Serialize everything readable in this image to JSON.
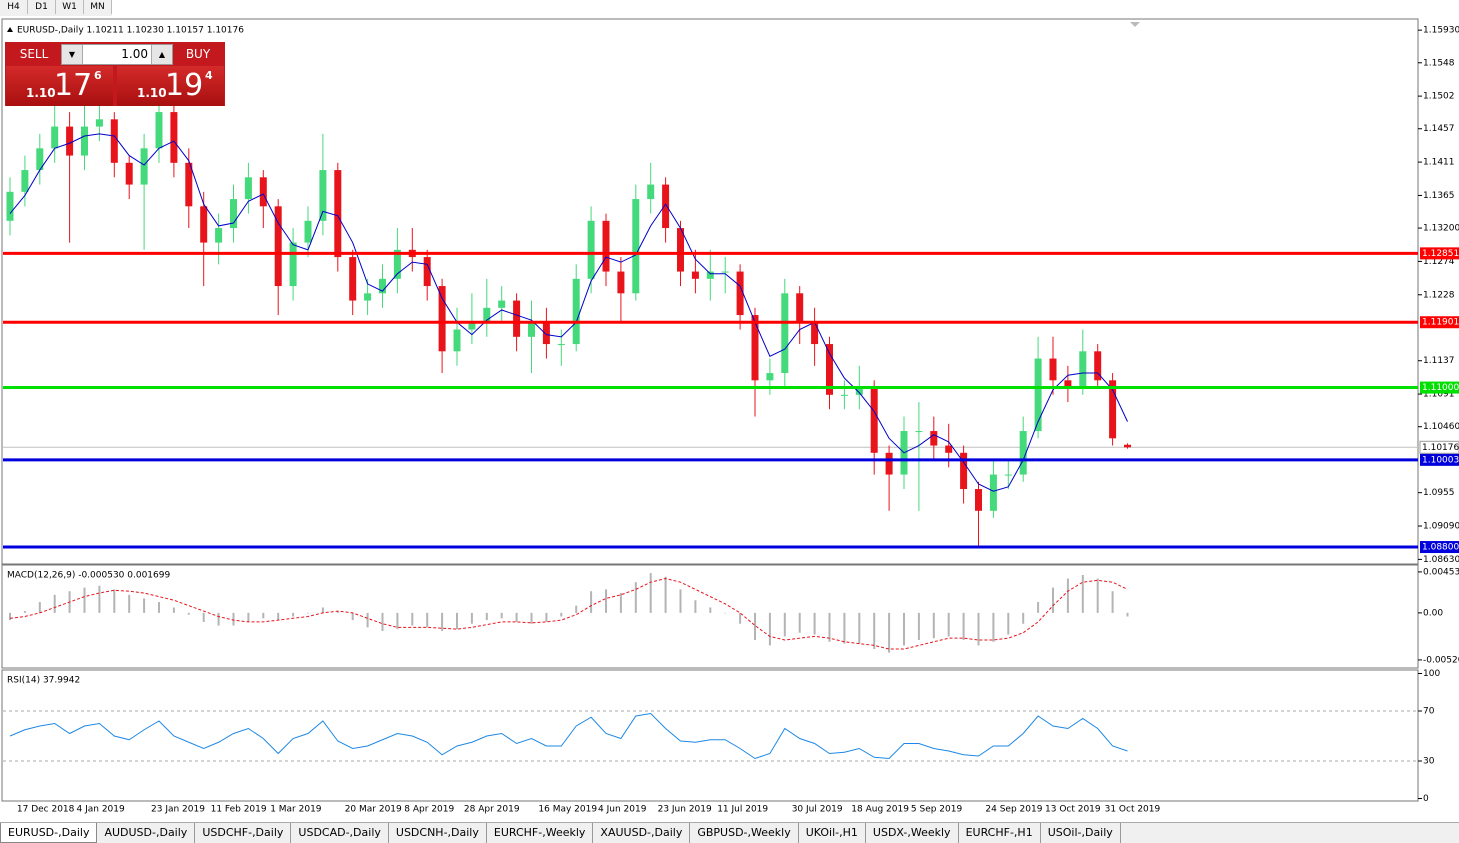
{
  "toolbar": {
    "timeframes": [
      "H4",
      "D1",
      "W1",
      "MN"
    ]
  },
  "trade_panel": {
    "sell": "SELL",
    "lot": "1.00",
    "buy": "BUY",
    "sell_big": "1.10",
    "sell_pips": "17",
    "sell_frac": "6",
    "buy_big": "1.10",
    "buy_pips": "19",
    "buy_frac": "4"
  },
  "chart_data": [
    {
      "type": "candlestick",
      "title": "EURUSD-,Daily  1.10211 1.10230 1.10157 1.10176",
      "categories": [
        null,
        "17 Dec 2018",
        null,
        null,
        null,
        "4 Jan 2019",
        null,
        null,
        null,
        null,
        "23 Jan 2019",
        null,
        null,
        null,
        "11 Feb 2019",
        null,
        null,
        null,
        "1 Mar 2019",
        null,
        null,
        null,
        null,
        "20 Mar 2019",
        null,
        null,
        null,
        "8 Apr 2019",
        null,
        null,
        null,
        "28 Apr 2019",
        null,
        null,
        null,
        null,
        "16 May 2019",
        null,
        null,
        null,
        "4 Jun 2019",
        null,
        null,
        null,
        "23 Jun 2019",
        null,
        null,
        null,
        "11 Jul 2019",
        null,
        null,
        null,
        null,
        "30 Jul 2019",
        null,
        null,
        null,
        "18 Aug 2019",
        null,
        null,
        null,
        "5 Sep 2019",
        null,
        null,
        null,
        null,
        "24 Sep 2019",
        null,
        null,
        null,
        "13 Oct 2019",
        null,
        null,
        null,
        "31 Oct 2019",
        null
      ],
      "open": [
        1.133,
        1.137,
        1.14,
        1.143,
        1.146,
        1.142,
        1.146,
        1.147,
        1.141,
        1.138,
        1.143,
        1.148,
        1.141,
        1.135,
        1.13,
        1.132,
        1.136,
        1.139,
        1.135,
        1.124,
        1.13,
        1.133,
        1.14,
        1.128,
        1.122,
        1.123,
        1.125,
        1.129,
        1.128,
        1.124,
        1.115,
        1.118,
        1.119,
        1.121,
        1.122,
        1.117,
        1.119,
        1.116,
        1.116,
        1.125,
        1.133,
        1.126,
        1.123,
        1.136,
        1.138,
        1.132,
        1.126,
        1.125,
        1.126,
        1.126,
        1.12,
        1.111,
        1.112,
        1.123,
        1.119,
        1.116,
        1.109,
        1.109,
        1.11,
        1.101,
        1.098,
        1.104,
        1.104,
        1.102,
        1.101,
        1.096,
        1.093,
        1.098,
        1.098,
        1.104,
        1.114,
        1.111,
        1.11,
        1.115,
        1.111,
        1.10211
      ],
      "high": [
        1.139,
        1.142,
        1.145,
        1.149,
        1.148,
        1.149,
        1.149,
        1.148,
        1.142,
        1.145,
        1.149,
        1.149,
        1.143,
        1.137,
        1.134,
        1.138,
        1.141,
        1.14,
        1.136,
        1.132,
        1.135,
        1.145,
        1.141,
        1.129,
        1.125,
        1.127,
        1.132,
        1.132,
        1.129,
        1.125,
        1.121,
        1.123,
        1.125,
        1.124,
        1.123,
        1.122,
        1.121,
        1.118,
        1.127,
        1.135,
        1.134,
        1.128,
        1.138,
        1.141,
        1.139,
        1.133,
        1.129,
        1.129,
        1.128,
        1.127,
        1.121,
        1.114,
        1.125,
        1.124,
        1.121,
        1.117,
        1.111,
        1.113,
        1.111,
        1.102,
        1.106,
        1.108,
        1.106,
        1.105,
        1.102,
        1.097,
        1.1,
        1.1,
        1.106,
        1.117,
        1.117,
        1.113,
        1.118,
        1.116,
        1.112,
        1.1023
      ],
      "low": [
        1.131,
        1.135,
        1.138,
        1.141,
        1.13,
        1.14,
        1.144,
        1.139,
        1.136,
        1.129,
        1.141,
        1.139,
        1.132,
        1.124,
        1.127,
        1.13,
        1.134,
        1.132,
        1.12,
        1.122,
        1.128,
        1.131,
        1.126,
        1.12,
        1.12,
        1.121,
        1.123,
        1.126,
        1.122,
        1.112,
        1.113,
        1.116,
        1.117,
        1.119,
        1.115,
        1.112,
        1.114,
        1.113,
        1.115,
        1.123,
        1.124,
        1.119,
        1.122,
        1.134,
        1.13,
        1.124,
        1.123,
        1.122,
        1.123,
        1.118,
        1.106,
        1.109,
        1.11,
        1.116,
        1.113,
        1.107,
        1.107,
        1.107,
        1.098,
        1.093,
        1.096,
        1.093,
        1.1,
        1.099,
        1.094,
        1.088,
        1.092,
        1.096,
        1.097,
        1.103,
        1.109,
        1.108,
        1.109,
        1.11,
        1.102,
        1.10157
      ],
      "close": [
        1.137,
        1.14,
        1.143,
        1.146,
        1.142,
        1.146,
        1.147,
        1.141,
        1.138,
        1.143,
        1.148,
        1.141,
        1.135,
        1.13,
        1.132,
        1.136,
        1.139,
        1.135,
        1.124,
        1.13,
        1.133,
        1.14,
        1.128,
        1.122,
        1.123,
        1.125,
        1.129,
        1.128,
        1.124,
        1.115,
        1.118,
        1.119,
        1.121,
        1.122,
        1.117,
        1.119,
        1.116,
        1.116,
        1.125,
        1.133,
        1.126,
        1.123,
        1.136,
        1.138,
        1.132,
        1.126,
        1.125,
        1.126,
        1.126,
        1.12,
        1.111,
        1.112,
        1.123,
        1.119,
        1.116,
        1.109,
        1.109,
        1.11,
        1.101,
        1.098,
        1.104,
        1.104,
        1.102,
        1.101,
        1.096,
        1.093,
        1.098,
        1.098,
        1.104,
        1.114,
        1.111,
        1.11,
        1.115,
        1.111,
        1.103,
        1.10176
      ],
      "up_color": "#44d97b",
      "down_color": "#e8141c",
      "moving_average": {
        "color": "#0000cc",
        "values": [
          1.134,
          1.1365,
          1.14,
          1.143,
          1.1437,
          1.1447,
          1.145,
          1.1447,
          1.142,
          1.1407,
          1.143,
          1.144,
          1.1413,
          1.1353,
          1.1323,
          1.1327,
          1.1357,
          1.1367,
          1.1327,
          1.1297,
          1.129,
          1.1343,
          1.1337,
          1.13,
          1.1243,
          1.1233,
          1.1257,
          1.1273,
          1.127,
          1.1223,
          1.119,
          1.1173,
          1.1193,
          1.1207,
          1.12,
          1.1193,
          1.1173,
          1.117,
          1.119,
          1.1247,
          1.128,
          1.1273,
          1.1283,
          1.1323,
          1.1353,
          1.132,
          1.1277,
          1.1257,
          1.1257,
          1.124,
          1.119,
          1.1143,
          1.1153,
          1.118,
          1.119,
          1.1147,
          1.1113,
          1.1093,
          1.1067,
          1.103,
          1.101,
          1.102,
          1.1035,
          1.1025,
          1.0997,
          1.0967,
          1.0957,
          1.0963,
          1.1,
          1.1053,
          1.1097,
          1.1117,
          1.112,
          1.112,
          1.1097,
          1.1053
        ]
      },
      "levels": [
        {
          "value": 1.12851,
          "color": "#ff0000"
        },
        {
          "value": 1.11901,
          "color": "#ff0000"
        },
        {
          "value": 1.11,
          "label": "1.11000",
          "color": "#00e000"
        },
        {
          "value": 1.10003,
          "color": "#0000dd"
        },
        {
          "value": 1.088,
          "label": "1.08800",
          "color": "#0000dd"
        }
      ],
      "current_price": 1.10176,
      "ylim": [
        1.0858,
        1.1607
      ],
      "yticks": [
        {
          "value": 1.1593,
          "label": "1.15930"
        },
        1.1548,
        1.1502,
        1.1457,
        1.1411,
        1.1365,
        {
          "value": 1.132,
          "label": "1.13200"
        },
        1.1274,
        1.1228,
        1.1137,
        1.1091,
        {
          "value": 1.1046,
          "label": "1.10460"
        },
        1.0955,
        {
          "value": 1.0909,
          "label": "1.09090"
        },
        {
          "value": 1.0863,
          "label": "1.08630"
        }
      ]
    },
    {
      "type": "macd",
      "title": "MACD(12,26,9) -0.000530 0.001699",
      "histogram": [
        -0.0008,
        0.0002,
        0.0012,
        0.002,
        0.0024,
        0.0028,
        0.003,
        0.0026,
        0.002,
        0.0016,
        0.0012,
        0.0006,
        -0.0002,
        -0.001,
        -0.0014,
        -0.0014,
        -0.001,
        -0.0006,
        -0.0008,
        -0.0004,
        0.0,
        0.0006,
        0.0002,
        -0.0008,
        -0.0016,
        -0.002,
        -0.0018,
        -0.0014,
        -0.0016,
        -0.002,
        -0.0018,
        -0.0012,
        -0.0008,
        -0.0006,
        -0.001,
        -0.0012,
        -0.001,
        -0.0004,
        0.0008,
        0.0024,
        0.0026,
        0.0022,
        0.0034,
        0.0044,
        0.004,
        0.0026,
        0.0014,
        0.0006,
        0.0,
        -0.0012,
        -0.003,
        -0.0036,
        -0.0026,
        -0.0022,
        -0.0024,
        -0.0032,
        -0.0034,
        -0.0034,
        -0.004,
        -0.0044,
        -0.0036,
        -0.003,
        -0.0028,
        -0.0026,
        -0.003,
        -0.0036,
        -0.0032,
        -0.0024,
        -0.0012,
        0.0012,
        0.0028,
        0.0038,
        0.0042,
        0.0038,
        0.0024,
        -0.0004
      ],
      "signal": [
        -0.0006,
        -0.0004,
        0.0,
        0.0006,
        0.0012,
        0.0018,
        0.0022,
        0.0025,
        0.0024,
        0.0022,
        0.0018,
        0.0014,
        0.0008,
        0.0002,
        -0.0004,
        -0.0008,
        -0.001,
        -0.001,
        -0.0008,
        -0.0006,
        -0.0004,
        0.0,
        0.0002,
        0.0,
        -0.0006,
        -0.0012,
        -0.0016,
        -0.0016,
        -0.0016,
        -0.0017,
        -0.0018,
        -0.0016,
        -0.0013,
        -0.001,
        -0.001,
        -0.0011,
        -0.001,
        -0.0008,
        -0.0002,
        0.0008,
        0.0016,
        0.002,
        0.0026,
        0.0034,
        0.0038,
        0.0034,
        0.0026,
        0.0018,
        0.001,
        0.0,
        -0.0014,
        -0.0026,
        -0.003,
        -0.0028,
        -0.0026,
        -0.0028,
        -0.0032,
        -0.0034,
        -0.0036,
        -0.004,
        -0.004,
        -0.0036,
        -0.0032,
        -0.0028,
        -0.0028,
        -0.003,
        -0.003,
        -0.0028,
        -0.0022,
        -0.001,
        0.0008,
        0.0024,
        0.0034,
        0.0036,
        0.0034,
        0.0026
      ],
      "histogram_color": "#b4b4b4",
      "signal_color": "#e8141c",
      "ylim": [
        -0.0061,
        0.0053
      ],
      "yticks": [
        0.004536,
        {
          "value": 0,
          "label": "0.00"
        },
        -0.005208
      ]
    },
    {
      "type": "rsi",
      "title": "RSI(14) 37.9942",
      "values": [
        50,
        55,
        58,
        60,
        52,
        58,
        60,
        50,
        47,
        55,
        62,
        50,
        45,
        40,
        45,
        52,
        56,
        48,
        36,
        48,
        52,
        62,
        46,
        40,
        42,
        47,
        52,
        50,
        45,
        35,
        42,
        45,
        50,
        52,
        44,
        48,
        42,
        42,
        58,
        65,
        52,
        48,
        66,
        68,
        56,
        46,
        45,
        47,
        47,
        40,
        32,
        36,
        56,
        48,
        44,
        36,
        37,
        40,
        33,
        32,
        44,
        44,
        40,
        38,
        35,
        34,
        42,
        42,
        52,
        66,
        58,
        56,
        64,
        56,
        42,
        38
      ],
      "color": "#1e88e5",
      "levels": [
        70,
        30
      ],
      "ylim": [
        -1.2,
        102.8
      ],
      "yticks": [
        100,
        70,
        30,
        0
      ]
    }
  ],
  "tabs": [
    "EURUSD-,Daily",
    "AUDUSD-,Daily",
    "USDCHF-,Daily",
    "USDCAD-,Daily",
    "USDCNH-,Daily",
    "EURCHF-,Weekly",
    "XAUUSD-,Daily",
    "GBPUSD-,Weekly",
    "UKOil-,H1",
    "USDX-,Weekly",
    "EURCHF-,H1",
    "USOil-,Daily"
  ]
}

-*-*-

Find the word "Daily" in the records and pull out each line that has it.

## EXERCISE RESULT
      "title": "EURUSD-,Daily  1.10211 1.10230 1.10157 1.10176",
    "EURUSD-,Daily",
    "AUDUSD-,Daily",
    "USDCHF-,Daily",
    "USDCAD-,Daily",
    "USDCNH-,Daily",
    "XAUUSD-,Daily",
    "USOil-,Daily"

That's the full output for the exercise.